TO DO:
1. Translate this sentence from the article on the Dayton Mediation Center into Spanish: "And, he says the move to online mediation has made the organization’s services available to people outside of the Dayton area for the first time."
2. According to the article on the Dayton Mediation Center, in what year did the City of Dayton establish the center?

TEXT:
- Opening Delimiter -

For more than 30 years the Dayton Mediation Center has been helping people resolve conflicts, such as neighbors arguing over a parking space, or a couple at risk of divorce.
The resolution sessions are generally done face-to-face, with the conflicting parties and a mediation specialist all present. Now the COVID-19 pandemic has changed all that — and in some ways, it’s sparked some positive outcomes for the mediators.
Mediation Specialist Arch Grieve says the center put its services on hold when Ohio's stay-at-home order came down. Then, they made the move to online mediations, all handled by staff members.
“We've gotten to a point now where we're pretty comfortable doing mediations as staff members,” Grieve says. “Now, we're trying to really get the volunteers involved at this point. And so, we've created a list of volunteers who are able to mediate through the week and then we're going to be start reaching out to them so that we can get them involved in some cases again.”
Grieve says the center has seen a spike in people looking for resolution services since their program went all remote. He believes some people feel less vulnerable by not having to be in the same room with the person they’re in conflict with.
And, he says the move to online mediation has made the organization’s services available to people outside of the Dayton area for the first time.
“Our services aren’t connected to geography so much anymore,” he says. “And so, we're actually able to mediate cases, you know, all the way up near the Cleveland area or down near Cincinnati, or wherever people might happen to be.”
The Dayton Mediation Center has about 70 volunteers who help arbitrate more than a thousand conflicts every year. Their cases are usually small-level conflicts between residents, neighborhood organizations and businesses, or between employers and employees.
The City of Dayton established the center in 1987 “in an effort to ease the impact of community conflicts on public resources.”

- Closing Delimiter -

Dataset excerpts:

- Opening Delimiter -

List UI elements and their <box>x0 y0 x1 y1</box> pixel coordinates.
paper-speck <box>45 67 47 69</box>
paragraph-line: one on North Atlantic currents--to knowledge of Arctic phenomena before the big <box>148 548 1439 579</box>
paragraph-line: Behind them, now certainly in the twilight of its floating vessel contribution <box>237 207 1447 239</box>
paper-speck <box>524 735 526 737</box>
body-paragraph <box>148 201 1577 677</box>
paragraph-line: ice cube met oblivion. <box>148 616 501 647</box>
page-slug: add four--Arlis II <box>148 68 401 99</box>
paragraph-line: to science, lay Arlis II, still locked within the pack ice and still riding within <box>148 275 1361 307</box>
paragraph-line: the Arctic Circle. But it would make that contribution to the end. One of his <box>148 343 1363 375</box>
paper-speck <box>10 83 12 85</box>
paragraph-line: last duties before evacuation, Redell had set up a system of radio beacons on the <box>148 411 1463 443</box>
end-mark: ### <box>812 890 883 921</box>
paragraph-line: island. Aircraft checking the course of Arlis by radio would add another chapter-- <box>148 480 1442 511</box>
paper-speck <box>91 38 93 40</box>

- Closing Delimiter -

SOLUTIONS TO THE PROBLEMS:
1. Y, según dice, el paso a la mediación en línea ha hecho que los servicios de la organización estén disponibles por primera vez para personas fuera del área de Dayton.

2. 1987